┌─ INFORMATION GIVEN
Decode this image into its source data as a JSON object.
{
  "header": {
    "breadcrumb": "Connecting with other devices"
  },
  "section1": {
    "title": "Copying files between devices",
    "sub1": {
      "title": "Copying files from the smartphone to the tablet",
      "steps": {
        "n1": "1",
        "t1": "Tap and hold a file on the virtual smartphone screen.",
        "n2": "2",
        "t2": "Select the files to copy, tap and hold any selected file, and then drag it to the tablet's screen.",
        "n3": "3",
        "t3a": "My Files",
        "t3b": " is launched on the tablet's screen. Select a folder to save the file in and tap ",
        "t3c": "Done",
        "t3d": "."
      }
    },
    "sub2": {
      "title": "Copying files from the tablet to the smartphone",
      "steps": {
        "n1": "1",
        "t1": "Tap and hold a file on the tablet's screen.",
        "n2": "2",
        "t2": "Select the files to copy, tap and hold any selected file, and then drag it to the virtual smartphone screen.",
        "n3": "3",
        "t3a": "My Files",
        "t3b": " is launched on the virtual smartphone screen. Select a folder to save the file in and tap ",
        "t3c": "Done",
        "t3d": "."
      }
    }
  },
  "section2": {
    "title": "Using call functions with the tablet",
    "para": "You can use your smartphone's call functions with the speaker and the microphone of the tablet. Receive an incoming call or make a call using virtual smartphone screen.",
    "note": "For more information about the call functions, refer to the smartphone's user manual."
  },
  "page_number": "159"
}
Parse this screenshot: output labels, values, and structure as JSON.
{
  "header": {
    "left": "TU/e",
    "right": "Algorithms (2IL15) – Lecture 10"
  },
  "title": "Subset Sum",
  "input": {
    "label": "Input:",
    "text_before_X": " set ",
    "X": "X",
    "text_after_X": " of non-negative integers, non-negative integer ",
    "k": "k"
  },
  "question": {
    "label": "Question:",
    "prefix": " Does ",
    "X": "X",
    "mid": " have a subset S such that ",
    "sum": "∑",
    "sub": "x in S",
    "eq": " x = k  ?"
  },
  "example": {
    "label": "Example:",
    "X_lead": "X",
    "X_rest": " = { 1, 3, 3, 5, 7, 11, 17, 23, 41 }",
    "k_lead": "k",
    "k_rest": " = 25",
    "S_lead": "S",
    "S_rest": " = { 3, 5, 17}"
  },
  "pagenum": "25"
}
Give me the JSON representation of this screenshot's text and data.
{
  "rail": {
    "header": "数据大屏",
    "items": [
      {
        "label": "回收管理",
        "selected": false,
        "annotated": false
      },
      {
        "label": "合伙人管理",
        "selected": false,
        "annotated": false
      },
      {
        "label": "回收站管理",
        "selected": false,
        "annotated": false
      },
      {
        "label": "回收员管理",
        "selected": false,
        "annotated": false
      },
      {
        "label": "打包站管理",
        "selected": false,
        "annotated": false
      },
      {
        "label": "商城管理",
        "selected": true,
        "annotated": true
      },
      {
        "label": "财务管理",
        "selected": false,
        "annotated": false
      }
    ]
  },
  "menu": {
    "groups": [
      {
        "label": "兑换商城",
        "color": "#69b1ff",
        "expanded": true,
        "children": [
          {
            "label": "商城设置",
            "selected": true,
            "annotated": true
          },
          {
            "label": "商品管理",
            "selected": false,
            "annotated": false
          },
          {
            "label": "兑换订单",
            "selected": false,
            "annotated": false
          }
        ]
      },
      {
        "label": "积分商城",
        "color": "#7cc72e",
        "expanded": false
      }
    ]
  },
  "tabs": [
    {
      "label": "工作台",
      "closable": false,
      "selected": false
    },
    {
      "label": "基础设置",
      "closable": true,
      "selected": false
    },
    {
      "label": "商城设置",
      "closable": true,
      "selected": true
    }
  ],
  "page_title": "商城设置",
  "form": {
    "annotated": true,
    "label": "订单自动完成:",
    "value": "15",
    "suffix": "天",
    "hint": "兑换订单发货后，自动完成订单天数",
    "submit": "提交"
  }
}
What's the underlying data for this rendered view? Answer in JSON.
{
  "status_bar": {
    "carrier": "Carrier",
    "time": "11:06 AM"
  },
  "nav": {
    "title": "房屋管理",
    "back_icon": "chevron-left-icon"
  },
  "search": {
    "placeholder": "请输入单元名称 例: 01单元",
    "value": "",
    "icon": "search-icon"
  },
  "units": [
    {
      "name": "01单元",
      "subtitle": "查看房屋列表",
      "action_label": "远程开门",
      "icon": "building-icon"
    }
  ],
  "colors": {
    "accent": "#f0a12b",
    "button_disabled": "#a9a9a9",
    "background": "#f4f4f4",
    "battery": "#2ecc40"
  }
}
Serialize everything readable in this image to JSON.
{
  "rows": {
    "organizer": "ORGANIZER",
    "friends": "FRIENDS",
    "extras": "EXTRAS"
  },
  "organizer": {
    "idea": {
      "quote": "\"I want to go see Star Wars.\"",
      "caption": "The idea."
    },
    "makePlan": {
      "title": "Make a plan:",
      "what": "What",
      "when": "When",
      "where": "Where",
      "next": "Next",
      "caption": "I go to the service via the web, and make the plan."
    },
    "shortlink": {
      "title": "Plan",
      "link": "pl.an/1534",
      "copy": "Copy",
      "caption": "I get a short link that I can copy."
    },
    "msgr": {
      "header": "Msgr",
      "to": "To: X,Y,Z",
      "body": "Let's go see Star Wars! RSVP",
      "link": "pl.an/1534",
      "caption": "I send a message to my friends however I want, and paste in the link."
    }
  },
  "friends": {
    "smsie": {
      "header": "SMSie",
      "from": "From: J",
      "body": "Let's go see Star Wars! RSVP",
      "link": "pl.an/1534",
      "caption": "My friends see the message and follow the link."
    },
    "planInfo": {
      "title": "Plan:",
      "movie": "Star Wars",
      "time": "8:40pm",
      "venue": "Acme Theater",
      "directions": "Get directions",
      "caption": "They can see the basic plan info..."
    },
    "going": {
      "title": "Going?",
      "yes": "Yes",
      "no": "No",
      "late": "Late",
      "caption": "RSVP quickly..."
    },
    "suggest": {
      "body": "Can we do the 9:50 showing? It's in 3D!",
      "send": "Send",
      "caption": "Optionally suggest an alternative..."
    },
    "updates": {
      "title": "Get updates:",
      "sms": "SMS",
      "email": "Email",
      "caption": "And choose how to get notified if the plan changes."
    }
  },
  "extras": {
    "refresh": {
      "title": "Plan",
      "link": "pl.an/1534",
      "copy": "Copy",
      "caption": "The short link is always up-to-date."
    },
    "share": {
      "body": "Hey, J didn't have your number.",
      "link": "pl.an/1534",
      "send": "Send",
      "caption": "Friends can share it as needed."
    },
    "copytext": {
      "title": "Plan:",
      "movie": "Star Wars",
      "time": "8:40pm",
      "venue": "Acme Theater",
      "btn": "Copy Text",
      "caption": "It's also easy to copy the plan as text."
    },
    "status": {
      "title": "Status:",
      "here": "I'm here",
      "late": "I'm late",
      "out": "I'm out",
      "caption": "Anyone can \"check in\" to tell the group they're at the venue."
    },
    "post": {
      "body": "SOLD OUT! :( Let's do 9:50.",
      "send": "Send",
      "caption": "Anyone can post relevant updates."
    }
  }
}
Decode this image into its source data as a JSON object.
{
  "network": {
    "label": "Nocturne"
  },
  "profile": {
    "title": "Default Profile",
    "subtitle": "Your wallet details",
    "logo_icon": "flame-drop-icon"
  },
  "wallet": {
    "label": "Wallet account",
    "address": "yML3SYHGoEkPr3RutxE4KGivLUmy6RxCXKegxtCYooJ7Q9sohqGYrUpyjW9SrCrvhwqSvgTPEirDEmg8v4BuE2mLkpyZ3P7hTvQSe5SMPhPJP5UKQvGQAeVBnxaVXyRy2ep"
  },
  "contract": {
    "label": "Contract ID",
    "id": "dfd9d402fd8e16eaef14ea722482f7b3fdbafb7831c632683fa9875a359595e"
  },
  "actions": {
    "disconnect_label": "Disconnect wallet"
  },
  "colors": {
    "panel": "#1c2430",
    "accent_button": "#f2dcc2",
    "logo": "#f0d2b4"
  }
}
└─
DESCRIPTION OF THE TASK:
Where a line contains the string "then", extract that line.

EXPECTED OUTPUT:
        "t2": "Select the files to copy, tap and hold any selected file, and then drag it to the tablet's screen.",
        "t2": "Select the files to copy, tap and hold any selected file, and then drag it to the virtual smartphone screen.",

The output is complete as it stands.